What the task asks >> Search the data for the word "والتعديل" and copy every line that contains it.

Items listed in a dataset
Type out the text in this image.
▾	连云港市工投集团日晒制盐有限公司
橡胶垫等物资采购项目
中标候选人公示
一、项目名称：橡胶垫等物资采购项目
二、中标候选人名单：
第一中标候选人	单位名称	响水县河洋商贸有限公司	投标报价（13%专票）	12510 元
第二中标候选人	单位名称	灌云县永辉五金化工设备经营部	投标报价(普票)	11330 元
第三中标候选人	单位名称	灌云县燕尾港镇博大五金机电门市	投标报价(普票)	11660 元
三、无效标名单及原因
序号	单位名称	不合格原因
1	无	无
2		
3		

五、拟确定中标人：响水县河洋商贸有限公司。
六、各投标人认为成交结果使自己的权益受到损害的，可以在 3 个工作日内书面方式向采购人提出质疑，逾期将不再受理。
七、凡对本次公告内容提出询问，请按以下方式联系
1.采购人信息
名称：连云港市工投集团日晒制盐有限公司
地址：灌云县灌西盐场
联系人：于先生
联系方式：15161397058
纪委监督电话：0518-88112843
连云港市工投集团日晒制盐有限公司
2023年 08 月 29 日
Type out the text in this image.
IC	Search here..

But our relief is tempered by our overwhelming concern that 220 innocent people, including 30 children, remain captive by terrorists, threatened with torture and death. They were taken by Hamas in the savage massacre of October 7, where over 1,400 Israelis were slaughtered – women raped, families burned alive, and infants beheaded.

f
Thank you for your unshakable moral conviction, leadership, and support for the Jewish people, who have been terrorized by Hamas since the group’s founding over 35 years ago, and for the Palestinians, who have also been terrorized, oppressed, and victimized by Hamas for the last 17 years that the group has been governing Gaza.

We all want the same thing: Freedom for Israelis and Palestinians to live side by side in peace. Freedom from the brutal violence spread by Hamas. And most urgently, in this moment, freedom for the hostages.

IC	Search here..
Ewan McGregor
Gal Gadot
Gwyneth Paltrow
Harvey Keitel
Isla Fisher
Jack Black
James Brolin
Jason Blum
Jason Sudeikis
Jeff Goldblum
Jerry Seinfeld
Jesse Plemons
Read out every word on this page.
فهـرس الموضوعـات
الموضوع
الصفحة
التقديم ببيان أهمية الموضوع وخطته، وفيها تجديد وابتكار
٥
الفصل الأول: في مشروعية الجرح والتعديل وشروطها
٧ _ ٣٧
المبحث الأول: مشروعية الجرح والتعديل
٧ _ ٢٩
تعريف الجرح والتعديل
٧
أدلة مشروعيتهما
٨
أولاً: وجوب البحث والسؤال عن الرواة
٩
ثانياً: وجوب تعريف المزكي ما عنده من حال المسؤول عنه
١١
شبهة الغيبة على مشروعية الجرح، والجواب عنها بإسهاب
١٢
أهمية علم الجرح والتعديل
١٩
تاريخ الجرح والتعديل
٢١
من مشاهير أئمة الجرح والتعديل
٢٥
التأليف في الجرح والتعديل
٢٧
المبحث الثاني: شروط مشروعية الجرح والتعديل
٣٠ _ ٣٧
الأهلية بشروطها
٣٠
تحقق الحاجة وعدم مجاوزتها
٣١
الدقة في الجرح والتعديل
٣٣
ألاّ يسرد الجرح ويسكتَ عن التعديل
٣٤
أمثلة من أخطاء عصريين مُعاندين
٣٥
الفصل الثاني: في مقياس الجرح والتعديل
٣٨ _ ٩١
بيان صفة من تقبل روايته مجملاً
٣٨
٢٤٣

Response for this exercise >>
الفصل الأول: في مشروعية الجرح والتعديل وشروطها
المبحث الأول: مشروعية الجرح والتعديل
تعريف الجرح والتعديل
أهمية علم الجرح والتعديل
تاريخ الجرح والتعديل
من مشاهير أئمة الجرح والتعديل
التأليف في الجرح والتعديل
المبحث الثاني: شروط مشروعية الجرح والتعديل
الدقة في الجرح والتعديل
الفصل الثاني: في مقياس الجرح والتعديل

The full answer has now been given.